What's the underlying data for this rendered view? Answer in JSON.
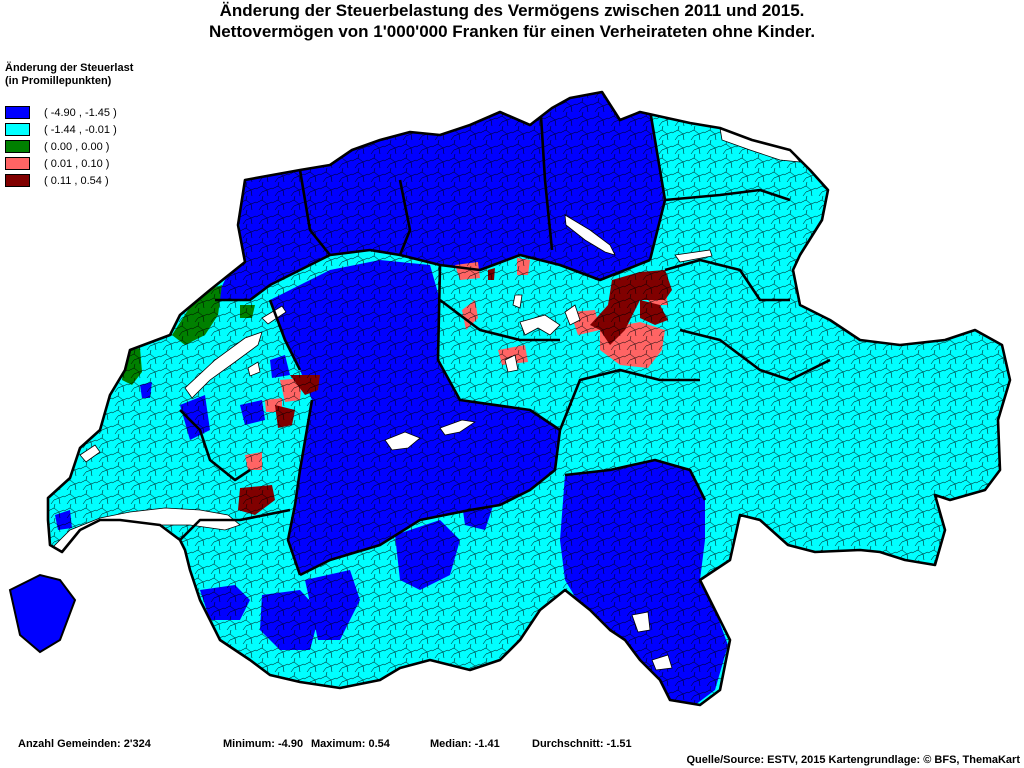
{
  "title": {
    "line1": "Änderung der Steuerbelastung des Vermögens zwischen 2011 und 2015.",
    "line2": "Nettovermögen von 1'000'000 Franken für einen Verheirateten ohne Kinder."
  },
  "legend": {
    "title_line1": "Änderung der Steuerlast",
    "title_line2": "(in Promillepunkten)",
    "items": [
      {
        "label": "( -4.90 , -1.45 )",
        "color": "#0000ff"
      },
      {
        "label": "( -1.44 , -0.01 )",
        "color": "#00ffff"
      },
      {
        "label": "( 0.00 , 0.00 )",
        "color": "#008000"
      },
      {
        "label": "( 0.01 , 0.10 )",
        "color": "#ff6464"
      },
      {
        "label": "( 0.11 , 0.54 )",
        "color": "#800000"
      }
    ]
  },
  "stats": {
    "count": "Anzahl Gemeinden: 2'324",
    "minimum": "Minimum: -4.90",
    "maximum": "Maximum: 0.54",
    "median": "Median: -1.41",
    "mean": "Durchschnitt: -1.51"
  },
  "source": "Quelle/Source: ESTV, 2015 Kartengrundlage: © BFS, ThemaKart",
  "colors": {
    "outline": "#000000",
    "lake": "#ffffff"
  }
}
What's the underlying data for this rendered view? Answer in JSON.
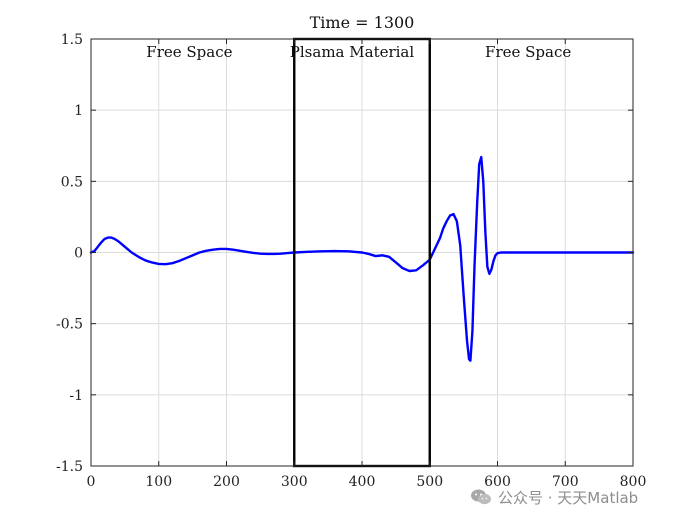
{
  "chart_data": {
    "type": "line",
    "title": "Time = 1300",
    "xlabel": "",
    "ylabel": "",
    "xlim": [
      0,
      800
    ],
    "ylim": [
      -1.5,
      1.5
    ],
    "xticks": [
      0,
      100,
      200,
      300,
      400,
      500,
      600,
      700,
      800
    ],
    "yticks": [
      -1.5,
      -1,
      -0.5,
      0,
      0.5,
      1,
      1.5
    ],
    "xtick_labels": [
      "0",
      "100",
      "200",
      "300",
      "400",
      "500",
      "600",
      "700",
      "800"
    ],
    "ytick_labels": [
      "-1.5",
      "-1",
      "-0.5",
      "0",
      "0.5",
      "1",
      "1.5"
    ],
    "grid": true,
    "line_color": "#0000ff",
    "series": [
      {
        "x": [
          0,
          5,
          10,
          15,
          20,
          25,
          30,
          35,
          40,
          45,
          50,
          60,
          70,
          80,
          90,
          100,
          110,
          120,
          130,
          140,
          150,
          160,
          170,
          180,
          190,
          200,
          210,
          220,
          230,
          240,
          250,
          260,
          270,
          280,
          290,
          300,
          320,
          340,
          360,
          380,
          400,
          410,
          420,
          430,
          440,
          450,
          460,
          470,
          480,
          490,
          500,
          505,
          510,
          515,
          520,
          525,
          530,
          535,
          540,
          545,
          550,
          555,
          558,
          560,
          563,
          566,
          570,
          573,
          576,
          579,
          582,
          585,
          588,
          591,
          594,
          597,
          600,
          605,
          610,
          620,
          640,
          660,
          700,
          750,
          800
        ],
        "y": [
          0,
          0.01,
          0.04,
          0.07,
          0.095,
          0.105,
          0.105,
          0.095,
          0.08,
          0.06,
          0.04,
          0.0,
          -0.03,
          -0.055,
          -0.07,
          -0.08,
          -0.082,
          -0.075,
          -0.06,
          -0.04,
          -0.02,
          0.0,
          0.012,
          0.02,
          0.025,
          0.025,
          0.02,
          0.012,
          0.004,
          -0.003,
          -0.008,
          -0.01,
          -0.01,
          -0.008,
          -0.004,
          0.0,
          0.005,
          0.008,
          0.01,
          0.008,
          0.0,
          -0.01,
          -0.025,
          -0.02,
          -0.03,
          -0.07,
          -0.11,
          -0.13,
          -0.125,
          -0.09,
          -0.05,
          0.0,
          0.05,
          0.1,
          0.17,
          0.22,
          0.26,
          0.27,
          0.22,
          0.05,
          -0.3,
          -0.62,
          -0.75,
          -0.76,
          -0.55,
          -0.1,
          0.35,
          0.62,
          0.67,
          0.5,
          0.15,
          -0.1,
          -0.15,
          -0.12,
          -0.06,
          -0.02,
          -0.005,
          0.0,
          0.0,
          0.0,
          0.0,
          0.0,
          0.0,
          0.0,
          0.0
        ]
      }
    ],
    "region_box": {
      "x_start": 300,
      "x_end": 500
    },
    "annotations": [
      {
        "text": "Free Space",
        "x": 160
      },
      {
        "text": "Plsama Material",
        "x": 400
      },
      {
        "text": "Free Space",
        "x": 660
      }
    ]
  },
  "watermark": {
    "text": "公众号 · 天天Matlab",
    "icon": "wechat-icon"
  }
}
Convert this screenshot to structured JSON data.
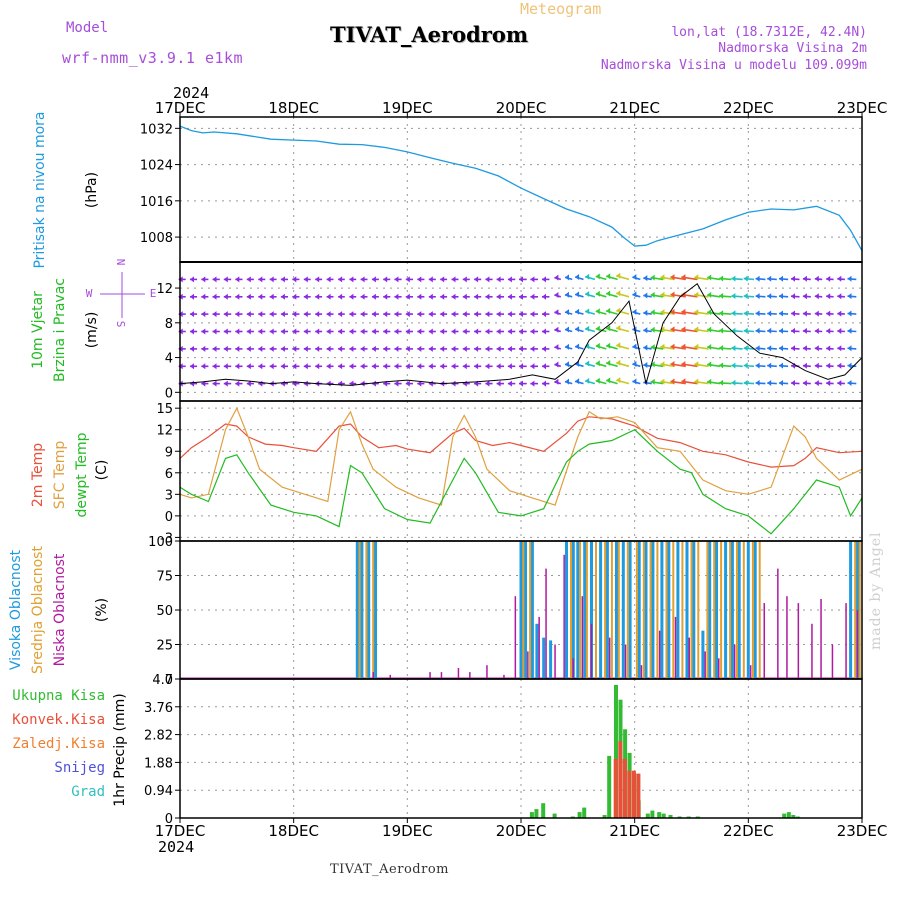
{
  "header": {
    "model_label": "Model",
    "model_name": "wrf-nmm_v3.9.1 e1km",
    "chart_kind": "Meteogram",
    "title": "TIVAT_Aerodrom",
    "location": "lon,lat (18.7312E, 42.4N)",
    "elevation": "Nadmorska Visina 2m",
    "model_elevation": "Nadmorska Visina u modelu 109.099m",
    "year": "2024",
    "footer_station": "TIVAT_Aerodrom",
    "credit": "made by Angel"
  },
  "colors": {
    "pressure": "#1e9ae0",
    "temp2m": "#e8503a",
    "sfc_temp": "#e0a040",
    "dewpoint": "#22bb22",
    "high_cloud": "#1e9ae0",
    "mid_cloud": "#e0a030",
    "low_cloud": "#b01aa0",
    "total_precip": "#33bb33",
    "conv_precip": "#e8503a",
    "frozen_precip": "#f08030",
    "snow": "#5050dd",
    "hail": "#30c0c0",
    "wind_label": "#22bb22",
    "compass": "#a64dd9",
    "pressure_label": "#1e9ae0"
  },
  "chart_data": [
    {
      "type": "line",
      "panel": "pressure",
      "ylabel": [
        "Pritisak na nivou mora",
        "(hPa)"
      ],
      "yticks": [
        1008,
        1016,
        1024,
        1032
      ],
      "ylim": [
        1002.5,
        1034.5
      ],
      "xlim": [
        0,
        6
      ],
      "x_tick_labels": [
        "17DEC",
        "18DEC",
        "19DEC",
        "20DEC",
        "21DEC",
        "22DEC",
        "23DEC"
      ],
      "series": [
        {
          "x": [
            0,
            0.1,
            0.2,
            0.3,
            0.5,
            0.8,
            1.0,
            1.2,
            1.4,
            1.6,
            1.8,
            2.0,
            2.2,
            2.4,
            2.6,
            2.8,
            3.0,
            3.2,
            3.4,
            3.6,
            3.8,
            3.9,
            4.0,
            4.1,
            4.2,
            4.4,
            4.6,
            4.8,
            5.0,
            5.2,
            5.4,
            5.6,
            5.8,
            5.9,
            6.0
          ],
          "values": [
            1032.5,
            1031.5,
            1031.0,
            1031.2,
            1030.8,
            1029.6,
            1029.4,
            1029.2,
            1028.5,
            1028.4,
            1027.8,
            1026.8,
            1025.5,
            1024.3,
            1023.2,
            1021.5,
            1018.8,
            1016.5,
            1014.2,
            1012.5,
            1010.2,
            1008.0,
            1006.0,
            1006.2,
            1007.2,
            1008.5,
            1009.8,
            1011.8,
            1013.5,
            1014.2,
            1014.0,
            1014.8,
            1012.8,
            1009.5,
            1005.0
          ]
        }
      ]
    },
    {
      "type": "line",
      "panel": "wind",
      "ylabel": [
        "10m Vjetar",
        "Brzina i Pravac",
        "(m/s)"
      ],
      "compass": {
        "n": "N",
        "s": "S",
        "e": "E",
        "w": "W"
      },
      "yticks": [
        0,
        4,
        8,
        12
      ],
      "ylim": [
        -1,
        15
      ],
      "series": [
        {
          "name": "speed",
          "x": [
            0,
            0.2,
            0.4,
            0.6,
            0.8,
            1.0,
            1.2,
            1.5,
            1.8,
            2.0,
            2.3,
            2.6,
            2.9,
            3.1,
            3.3,
            3.5,
            3.6,
            3.8,
            3.95,
            4.1,
            4.25,
            4.4,
            4.55,
            4.7,
            4.9,
            5.1,
            5.3,
            5.5,
            5.7,
            5.85,
            6.0
          ],
          "values": [
            1.0,
            1.2,
            1.5,
            1.3,
            1.0,
            1.2,
            1.0,
            0.8,
            1.2,
            1.4,
            1.0,
            1.2,
            1.5,
            2.0,
            1.5,
            3.5,
            6.0,
            8.0,
            10.5,
            1.0,
            8.0,
            11.0,
            12.5,
            9.0,
            6.5,
            4.5,
            4.0,
            2.5,
            1.5,
            2.0,
            4.0
          ]
        }
      ]
    },
    {
      "type": "line",
      "panel": "temperature",
      "ylabel": [
        "2m Temp",
        "SFC Temp",
        "dewpt Temp",
        "(C)"
      ],
      "yticks": [
        -3,
        0,
        3,
        6,
        9,
        12,
        15
      ],
      "ylim": [
        -3.5,
        16
      ],
      "series": [
        {
          "name": "2m Temp",
          "x": [
            0,
            0.1,
            0.25,
            0.4,
            0.5,
            0.6,
            0.75,
            0.9,
            1.0,
            1.2,
            1.4,
            1.5,
            1.6,
            1.75,
            1.9,
            2.0,
            2.2,
            2.4,
            2.5,
            2.6,
            2.75,
            2.9,
            3.0,
            3.2,
            3.4,
            3.5,
            3.6,
            3.8,
            4.0,
            4.2,
            4.4,
            4.6,
            4.8,
            5.0,
            5.2,
            5.4,
            5.5,
            5.6,
            5.8,
            6.0
          ],
          "values": [
            8.0,
            9.5,
            11.0,
            12.8,
            12.5,
            11.0,
            10.0,
            9.8,
            9.5,
            9.0,
            12.5,
            12.8,
            11.0,
            9.5,
            9.8,
            9.3,
            8.8,
            11.5,
            12.2,
            10.5,
            9.8,
            10.2,
            9.8,
            9.0,
            11.5,
            13.2,
            13.8,
            13.5,
            12.5,
            10.8,
            10.2,
            9.0,
            8.5,
            7.5,
            6.8,
            7.0,
            8.0,
            9.5,
            8.8,
            9.0
          ]
        },
        {
          "name": "SFC Temp",
          "x": [
            0,
            0.1,
            0.25,
            0.4,
            0.5,
            0.6,
            0.7,
            0.9,
            1.1,
            1.3,
            1.4,
            1.5,
            1.6,
            1.7,
            1.9,
            2.1,
            2.3,
            2.4,
            2.5,
            2.6,
            2.7,
            2.9,
            3.1,
            3.3,
            3.5,
            3.6,
            3.7,
            3.85,
            4.0,
            4.2,
            4.4,
            4.6,
            4.8,
            5.0,
            5.2,
            5.4,
            5.5,
            5.6,
            5.8,
            6.0
          ],
          "values": [
            3.0,
            2.5,
            3.0,
            12.0,
            15.0,
            11.0,
            6.5,
            4.0,
            3.0,
            2.0,
            12.0,
            14.5,
            10.0,
            6.5,
            4.0,
            2.5,
            1.5,
            11.0,
            14.0,
            11.0,
            6.5,
            3.5,
            2.5,
            1.5,
            11.0,
            14.5,
            13.5,
            13.8,
            13.0,
            9.5,
            9.0,
            5.0,
            3.5,
            3.0,
            4.0,
            12.5,
            11.0,
            8.0,
            5.0,
            6.5
          ]
        },
        {
          "name": "dewpt Temp",
          "x": [
            0,
            0.1,
            0.25,
            0.4,
            0.5,
            0.6,
            0.8,
            1.0,
            1.2,
            1.4,
            1.5,
            1.6,
            1.8,
            2.0,
            2.2,
            2.4,
            2.5,
            2.6,
            2.8,
            3.0,
            3.2,
            3.4,
            3.5,
            3.6,
            3.8,
            4.0,
            4.2,
            4.4,
            4.5,
            4.6,
            4.8,
            5.0,
            5.2,
            5.4,
            5.6,
            5.8,
            5.9,
            6.0
          ],
          "values": [
            4.0,
            3.0,
            2.0,
            8.0,
            8.5,
            6.0,
            1.5,
            0.5,
            0.0,
            -1.5,
            7.0,
            6.0,
            1.0,
            -0.5,
            -1.0,
            5.0,
            8.0,
            6.0,
            0.5,
            0.0,
            1.0,
            7.5,
            9.0,
            10.0,
            10.5,
            12.0,
            9.0,
            6.5,
            6.0,
            3.0,
            1.0,
            0.0,
            -2.5,
            1.0,
            5.0,
            4.0,
            0.0,
            2.5
          ]
        }
      ]
    },
    {
      "type": "bar",
      "panel": "clouds",
      "ylabel": [
        "Visoka Oblacnost",
        "Srednja Oblacnost",
        "Niska Oblacnost",
        "(%)"
      ],
      "yticks": [
        0,
        25,
        50,
        75,
        100
      ],
      "ylim": [
        0,
        100
      ],
      "series": [
        {
          "name": "Visoka Oblacnost",
          "x": [
            1.56,
            1.6,
            1.66,
            1.72,
            3.0,
            3.04,
            3.1,
            3.14,
            3.2,
            3.26,
            3.4,
            3.46,
            3.5,
            3.56,
            3.62,
            3.7,
            3.76,
            3.84,
            3.9,
            3.96,
            4.04,
            4.1,
            4.16,
            4.24,
            4.3,
            4.38,
            4.46,
            4.52,
            4.6,
            4.66,
            4.72,
            4.8,
            4.86,
            4.92,
            5.0,
            5.06,
            5.9,
            5.96
          ],
          "values": [
            100,
            100,
            100,
            100,
            100,
            100,
            100,
            40,
            30,
            28,
            100,
            100,
            100,
            100,
            100,
            100,
            100,
            100,
            100,
            100,
            100,
            100,
            100,
            100,
            100,
            100,
            100,
            100,
            35,
            100,
            100,
            100,
            100,
            100,
            100,
            100,
            100,
            100
          ]
        },
        {
          "name": "Srednja Oblacnost",
          "x": [
            1.58,
            1.64,
            1.7,
            3.02,
            3.08,
            3.44,
            3.52,
            3.58,
            3.66,
            3.74,
            3.8,
            3.86,
            3.94,
            4.02,
            4.08,
            4.14,
            4.2,
            4.28,
            4.34,
            4.42,
            4.5,
            4.56,
            4.64,
            4.7,
            4.76,
            4.84,
            4.9,
            4.96,
            5.04,
            5.1,
            5.94,
            5.98
          ],
          "values": [
            100,
            100,
            100,
            100,
            100,
            100,
            100,
            100,
            100,
            100,
            100,
            100,
            100,
            100,
            100,
            100,
            100,
            100,
            100,
            100,
            100,
            100,
            100,
            100,
            100,
            100,
            100,
            100,
            100,
            100,
            100,
            100
          ]
        },
        {
          "name": "Niska Oblacnost",
          "x": [
            1.7,
            1.85,
            2.2,
            2.3,
            2.45,
            2.55,
            2.7,
            2.85,
            2.95,
            3.06,
            3.16,
            3.22,
            3.3,
            3.38,
            3.46,
            3.54,
            3.62,
            3.78,
            3.92,
            4.06,
            4.22,
            4.36,
            4.48,
            4.62,
            4.74,
            4.88,
            5.02,
            5.14,
            5.26,
            5.34,
            5.44,
            5.56,
            5.64,
            5.74,
            5.86,
            5.96
          ],
          "values": [
            5,
            3,
            5,
            5,
            8,
            5,
            10,
            3,
            60,
            20,
            45,
            80,
            25,
            90,
            15,
            60,
            40,
            30,
            25,
            10,
            35,
            45,
            30,
            20,
            15,
            25,
            10,
            55,
            80,
            60,
            55,
            40,
            58,
            25,
            55,
            50
          ]
        }
      ]
    },
    {
      "type": "bar",
      "panel": "precip",
      "ylabel": [
        "1hr Precip (mm)"
      ],
      "yticks": [
        0,
        0.94,
        1.88,
        2.82,
        3.76,
        4.7
      ],
      "ylim": [
        0,
        4.7
      ],
      "legend": [
        "Ukupna Kisa",
        "Konvek.Kisa",
        "Zaledj.Kisa",
        "Snijeg",
        "Grad"
      ],
      "series": [
        {
          "name": "Ukupna Kisa",
          "x": [
            3.1,
            3.14,
            3.2,
            3.3,
            3.46,
            3.52,
            3.56,
            3.74,
            3.78,
            3.84,
            3.88,
            3.92,
            3.96,
            4.0,
            4.04,
            4.12,
            4.16,
            4.22,
            4.26,
            4.32,
            4.4,
            4.48,
            4.56,
            5.32,
            5.36,
            5.4,
            5.44
          ],
          "values": [
            0.2,
            0.3,
            0.5,
            0.15,
            0.05,
            0.2,
            0.35,
            0.1,
            2.1,
            4.5,
            4.0,
            3.0,
            2.2,
            1.5,
            0.6,
            0.15,
            0.25,
            0.2,
            0.15,
            0.1,
            0.05,
            0.05,
            0.05,
            0.15,
            0.2,
            0.1,
            0.05
          ]
        },
        {
          "name": "Konvek.Kisa",
          "x": [
            3.82,
            3.86,
            3.9,
            3.94,
            3.98,
            4.02
          ],
          "values": [
            2.0,
            2.6,
            2.0,
            1.6,
            1.6,
            1.5
          ]
        }
      ]
    }
  ]
}
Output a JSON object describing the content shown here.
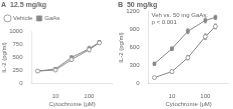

● ● ● ●

*What you need to do:*
Reproduce every line of the listing above in which the string "Kisa" appears.

*Response:*
        "Ukupna Kisa",
        "Konvek.Kisa",
        "Zaledj.Kisa",
          "name": "Ukupna Kisa",
          "name": "Konvek.Kisa",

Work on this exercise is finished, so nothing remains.